++++ Brontekst ++++

Een heel bekend geval van een dergelijke actie is beschreven door Arthur Japin in de roman De zwarte met het witte hart (1997). In 1837 werden Kwasi en Kwame, twee Afrikaanse prinsjes, aan koning Willem I geschonken als onderpand voor de illegale slavenhandel van de Nederlandse overheid. In Delft worden de zwarte jongens als Hollanders opgevoed. Terwijl Kwasi zich uit alle macht aanpast en een echte Nederlander wil worden, vecht Kwame om zijn Afrikaanse identiteit te behouden en op een dag te kunnen terugkeren naar zijn volk. 

In Suriname horen we momenteel weinig over gijzelingen, gelukkig. Dat was vroeger wel anders.

Gesina ter Borgh tekende deze twee jongens in 1654. (Coll. Rijksmuseum.)

++++ Beschikbaar materiaal ++++

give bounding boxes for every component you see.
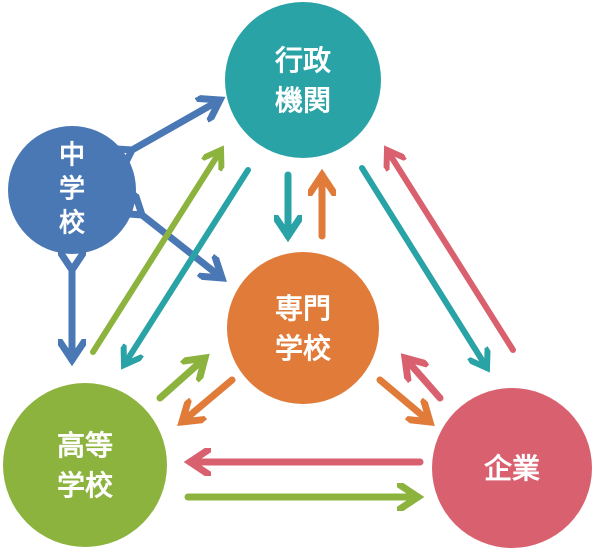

++++

■ Opdracht ■
Schrijf het deel van de brontekst tussen "Een heel bekend" en "naar zijn volk.", beide inbegrepen, opnieuw uit. Vervang daarin "prinsjes" door "prinsen".

■ Antwoord ■
Een heel bekend geval van een dergelijke actie is beschreven door Arthur Japin in de roman De zwarte met het witte hart (1997). In 1837 werden Kwasi en Kwame, twee Afrikaanse prinsen, aan koning Willem I geschonken als onderpand voor de illegale slavenhandel van de Nederlandse overheid. In Delft worden de zwarte jongens als Hollanders opgevoed. Terwijl Kwasi zich uit alle macht aanpast en een echte Nederlander wil worden, vecht Kwame om zijn Afrikaanse identiteit te behouden en op een dag te kunnen terugkeren naar zijn volk.